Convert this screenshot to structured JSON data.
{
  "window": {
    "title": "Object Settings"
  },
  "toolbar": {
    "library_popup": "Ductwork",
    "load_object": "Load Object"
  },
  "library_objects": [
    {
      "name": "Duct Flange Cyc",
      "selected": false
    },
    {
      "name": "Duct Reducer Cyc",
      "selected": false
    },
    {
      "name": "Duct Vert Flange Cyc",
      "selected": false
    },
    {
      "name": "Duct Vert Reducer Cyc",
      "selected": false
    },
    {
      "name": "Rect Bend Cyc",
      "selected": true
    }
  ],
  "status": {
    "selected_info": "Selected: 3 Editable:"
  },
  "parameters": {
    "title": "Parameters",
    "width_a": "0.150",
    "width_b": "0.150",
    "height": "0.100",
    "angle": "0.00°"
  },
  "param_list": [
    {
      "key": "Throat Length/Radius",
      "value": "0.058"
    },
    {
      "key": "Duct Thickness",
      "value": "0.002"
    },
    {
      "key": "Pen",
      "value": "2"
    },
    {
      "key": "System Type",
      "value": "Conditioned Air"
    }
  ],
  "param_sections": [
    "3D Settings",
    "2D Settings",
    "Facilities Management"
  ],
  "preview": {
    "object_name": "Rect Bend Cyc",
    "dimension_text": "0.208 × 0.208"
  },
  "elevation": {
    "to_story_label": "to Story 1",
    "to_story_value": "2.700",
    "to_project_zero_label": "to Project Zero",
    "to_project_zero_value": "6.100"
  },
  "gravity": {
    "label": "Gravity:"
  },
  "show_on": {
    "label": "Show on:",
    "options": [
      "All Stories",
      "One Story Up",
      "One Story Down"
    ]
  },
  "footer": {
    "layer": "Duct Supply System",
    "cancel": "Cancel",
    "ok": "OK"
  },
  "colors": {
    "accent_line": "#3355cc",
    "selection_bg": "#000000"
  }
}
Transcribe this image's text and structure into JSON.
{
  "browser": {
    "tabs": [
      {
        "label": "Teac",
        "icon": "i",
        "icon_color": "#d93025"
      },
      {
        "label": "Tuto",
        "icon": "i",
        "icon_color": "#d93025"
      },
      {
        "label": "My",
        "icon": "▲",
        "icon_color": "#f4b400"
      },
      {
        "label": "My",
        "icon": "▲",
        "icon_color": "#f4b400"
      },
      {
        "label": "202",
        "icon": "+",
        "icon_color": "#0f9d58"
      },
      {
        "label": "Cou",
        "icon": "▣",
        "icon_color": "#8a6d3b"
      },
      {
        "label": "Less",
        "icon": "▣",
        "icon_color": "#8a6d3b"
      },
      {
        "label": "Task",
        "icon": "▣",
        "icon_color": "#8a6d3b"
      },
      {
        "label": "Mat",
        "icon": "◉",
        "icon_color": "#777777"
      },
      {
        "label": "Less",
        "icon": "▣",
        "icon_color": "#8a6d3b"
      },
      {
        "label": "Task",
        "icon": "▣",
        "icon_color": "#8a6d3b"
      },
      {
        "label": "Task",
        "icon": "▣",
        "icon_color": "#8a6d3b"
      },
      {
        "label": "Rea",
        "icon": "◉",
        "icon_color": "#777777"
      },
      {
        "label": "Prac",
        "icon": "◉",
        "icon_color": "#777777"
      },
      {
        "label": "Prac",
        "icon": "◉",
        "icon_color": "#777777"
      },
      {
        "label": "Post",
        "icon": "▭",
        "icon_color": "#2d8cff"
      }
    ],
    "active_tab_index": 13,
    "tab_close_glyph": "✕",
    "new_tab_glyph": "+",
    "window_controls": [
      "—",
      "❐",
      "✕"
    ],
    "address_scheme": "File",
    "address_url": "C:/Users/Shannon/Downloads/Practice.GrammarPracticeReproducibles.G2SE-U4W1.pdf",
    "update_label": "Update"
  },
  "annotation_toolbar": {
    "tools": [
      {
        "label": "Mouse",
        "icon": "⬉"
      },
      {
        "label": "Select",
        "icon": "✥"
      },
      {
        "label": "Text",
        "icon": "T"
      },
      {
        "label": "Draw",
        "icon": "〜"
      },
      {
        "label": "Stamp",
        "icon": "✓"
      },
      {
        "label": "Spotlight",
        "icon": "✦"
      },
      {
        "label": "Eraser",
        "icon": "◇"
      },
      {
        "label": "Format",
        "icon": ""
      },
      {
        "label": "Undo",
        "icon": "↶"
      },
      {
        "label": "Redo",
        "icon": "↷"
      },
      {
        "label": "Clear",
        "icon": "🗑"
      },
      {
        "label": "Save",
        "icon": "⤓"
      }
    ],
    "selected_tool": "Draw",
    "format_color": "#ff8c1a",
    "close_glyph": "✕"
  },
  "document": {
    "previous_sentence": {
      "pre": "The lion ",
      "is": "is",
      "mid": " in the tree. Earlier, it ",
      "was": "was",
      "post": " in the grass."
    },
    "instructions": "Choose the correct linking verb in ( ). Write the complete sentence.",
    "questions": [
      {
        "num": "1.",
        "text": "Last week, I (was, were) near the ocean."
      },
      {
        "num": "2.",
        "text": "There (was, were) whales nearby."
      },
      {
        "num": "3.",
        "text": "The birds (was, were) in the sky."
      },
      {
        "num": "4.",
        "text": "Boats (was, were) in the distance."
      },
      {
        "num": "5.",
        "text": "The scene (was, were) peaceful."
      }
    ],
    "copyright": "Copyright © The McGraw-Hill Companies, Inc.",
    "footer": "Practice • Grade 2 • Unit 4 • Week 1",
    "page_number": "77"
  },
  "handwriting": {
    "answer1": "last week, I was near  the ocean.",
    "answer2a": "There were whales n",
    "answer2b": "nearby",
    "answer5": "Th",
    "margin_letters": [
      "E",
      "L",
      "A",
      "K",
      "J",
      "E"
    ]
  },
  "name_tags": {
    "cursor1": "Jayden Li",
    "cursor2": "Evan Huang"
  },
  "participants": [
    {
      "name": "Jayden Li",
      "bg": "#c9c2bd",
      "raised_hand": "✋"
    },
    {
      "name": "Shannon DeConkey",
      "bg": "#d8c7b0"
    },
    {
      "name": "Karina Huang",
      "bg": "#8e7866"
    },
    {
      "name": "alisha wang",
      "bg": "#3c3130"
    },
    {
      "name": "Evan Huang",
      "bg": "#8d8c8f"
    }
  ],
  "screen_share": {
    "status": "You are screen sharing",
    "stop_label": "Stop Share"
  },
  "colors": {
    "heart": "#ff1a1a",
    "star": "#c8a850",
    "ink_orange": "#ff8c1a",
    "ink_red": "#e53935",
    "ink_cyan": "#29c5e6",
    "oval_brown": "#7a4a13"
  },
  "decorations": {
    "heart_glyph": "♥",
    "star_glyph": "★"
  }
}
___
__Problem description__
The records above must be repeated exactly, every one of them.

__Solution to this problem__
Convert this screenshot to structured JSON data.
{
  "window": {
    "title": "Object Settings"
  },
  "toolbar": {
    "library_popup": "Ductwork",
    "load_object": "Load Object"
  },
  "library_objects": [
    {
      "name": "Duct Flange Cyc",
      "selected": false
    },
    {
      "name": "Duct Reducer Cyc",
      "selected": false
    },
    {
      "name": "Duct Vert Flange Cyc",
      "selected": false
    },
    {
      "name": "Duct Vert Reducer Cyc",
      "selected": false
    },
    {
      "name": "Rect Bend Cyc",
      "selected": true
    }
  ],
  "status": {
    "selected_info": "Selected: 3 Editable:"
  },
  "parameters": {
    "title": "Parameters",
    "width_a": "0.150",
    "width_b": "0.150",
    "height": "0.100",
    "angle": "0.00°"
  },
  "param_list": [
    {
      "key": "Throat Length/Radius",
      "value": "0.058"
    },
    {
      "key": "Duct Thickness",
      "value": "0.002"
    },
    {
      "key": "Pen",
      "value": "2"
    },
    {
      "key": "System Type",
      "value": "Conditioned Air"
    }
  ],
  "param_sections": [
    "3D Settings",
    "2D Settings",
    "Facilities Management"
  ],
  "preview": {
    "object_name": "Rect Bend Cyc",
    "dimension_text": "0.208 × 0.208"
  },
  "elevation": {
    "to_story_label": "to Story 1",
    "to_story_value": "2.700",
    "to_project_zero_label": "to Project Zero",
    "to_project_zero_value": "6.100"
  },
  "gravity": {
    "label": "Gravity:"
  },
  "show_on": {
    "label": "Show on:",
    "options": [
      "All Stories",
      "One Story Up",
      "One Story Down"
    ]
  },
  "footer": {
    "layer": "Duct Supply System",
    "cancel": "Cancel",
    "ok": "OK"
  },
  "colors": {
    "accent_line": "#3355cc",
    "selection_bg": "#000000"
  }
}
Transcribe this image's text and structure into JSON.
{
  "browser": {
    "tabs": [
      {
        "label": "Teac",
        "icon": "i",
        "icon_color": "#d93025"
      },
      {
        "label": "Tuto",
        "icon": "i",
        "icon_color": "#d93025"
      },
      {
        "label": "My",
        "icon": "▲",
        "icon_color": "#f4b400"
      },
      {
        "label": "My",
        "icon": "▲",
        "icon_color": "#f4b400"
      },
      {
        "label": "202",
        "icon": "+",
        "icon_color": "#0f9d58"
      },
      {
        "label": "Cou",
        "icon": "▣",
        "icon_color": "#8a6d3b"
      },
      {
        "label": "Less",
        "icon": "▣",
        "icon_color": "#8a6d3b"
      },
      {
        "label": "Task",
        "icon": "▣",
        "icon_color": "#8a6d3b"
      },
      {
        "label": "Mat",
        "icon": "◉",
        "icon_color": "#777777"
      },
      {
        "label": "Less",
        "icon": "▣",
        "icon_color": "#8a6d3b"
      },
      {
        "label": "Task",
        "icon": "▣",
        "icon_color": "#8a6d3b"
      },
      {
        "label": "Task",
        "icon": "▣",
        "icon_color": "#8a6d3b"
      },
      {
        "label": "Rea",
        "icon": "◉",
        "icon_color": "#777777"
      },
      {
        "label": "Prac",
        "icon": "◉",
        "icon_color": "#777777"
      },
      {
        "label": "Prac",
        "icon": "◉",
        "icon_color": "#777777"
      },
      {
        "label": "Post",
        "icon": "▭",
        "icon_color": "#2d8cff"
      }
    ],
    "active_tab_index": 13,
    "tab_close_glyph": "✕",
    "new_tab_glyph": "+",
    "window_controls": [
      "—",
      "❐",
      "✕"
    ],
    "address_scheme": "File",
    "address_url": "C:/Users/Shannon/Downloads/Practice.GrammarPracticeReproducibles.G2SE-U4W1.pdf",
    "update_label": "Update"
  },
  "annotation_toolbar": {
    "tools": [
      {
        "label": "Mouse",
        "icon": "⬉"
      },
      {
        "label": "Select",
        "icon": "✥"
      },
      {
        "label": "Text",
        "icon": "T"
      },
      {
        "label": "Draw",
        "icon": "〜"
      },
      {
        "label": "Stamp",
        "icon": "✓"
      },
      {
        "label": "Spotlight",
        "icon": "✦"
      },
      {
        "label": "Eraser",
        "icon": "◇"
      },
      {
        "label": "Format",
        "icon": ""
      },
      {
        "label": "Undo",
        "icon": "↶"
      },
      {
        "label": "Redo",
        "icon": "↷"
      },
      {
        "label": "Clear",
        "icon": "🗑"
      },
      {
        "label": "Save",
        "icon": "⤓"
      }
    ],
    "selected_tool": "Draw",
    "format_color": "#ff8c1a",
    "close_glyph": "✕"
  },
  "document": {
    "previous_sentence": {
      "pre": "The lion ",
      "is": "is",
      "mid": " in the tree. Earlier, it ",
      "was": "was",
      "post": " in the grass."
    },
    "instructions": "Choose the correct linking verb in ( ). Write the complete sentence.",
    "questions": [
      {
        "num": "1.",
        "text": "Last week, I (was, were) near the ocean."
      },
      {
        "num": "2.",
        "text": "There (was, were) whales nearby."
      },
      {
        "num": "3.",
        "text": "The birds (was, were) in the sky."
      },
      {
        "num": "4.",
        "text": "Boats (was, were) in the distance."
      },
      {
        "num": "5.",
        "text": "The scene (was, were) peaceful."
      }
    ],
    "copyright": "Copyright © The McGraw-Hill Companies, Inc.",
    "footer": "Practice • Grade 2 • Unit 4 • Week 1",
    "page_number": "77"
  },
  "handwriting": {
    "answer1": "last week, I was near  the ocean.",
    "answer2a": "There were whales n",
    "answer2b": "nearby",
    "answer5": "Th",
    "margin_letters": [
      "E",
      "L",
      "A",
      "K",
      "J",
      "E"
    ]
  },
  "name_tags": {
    "cursor1": "Jayden Li",
    "cursor2": "Evan Huang"
  },
  "participants": [
    {
      "name": "Jayden Li",
      "bg": "#c9c2bd",
      "raised_hand": "✋"
    },
    {
      "name": "Shannon DeConkey",
      "bg": "#d8c7b0"
    },
    {
      "name": "Karina Huang",
      "bg": "#8e7866"
    },
    {
      "name": "alisha wang",
      "bg": "#3c3130"
    },
    {
      "name": "Evan Huang",
      "bg": "#8d8c8f"
    }
  ],
  "screen_share": {
    "status": "You are screen sharing",
    "stop_label": "Stop Share"
  },
  "colors": {
    "heart": "#ff1a1a",
    "star": "#c8a850",
    "ink_orange": "#ff8c1a",
    "ink_red": "#e53935",
    "ink_cyan": "#29c5e6",
    "oval_brown": "#7a4a13"
  },
  "decorations": {
    "heart_glyph": "♥",
    "star_glyph": "★"
  }
}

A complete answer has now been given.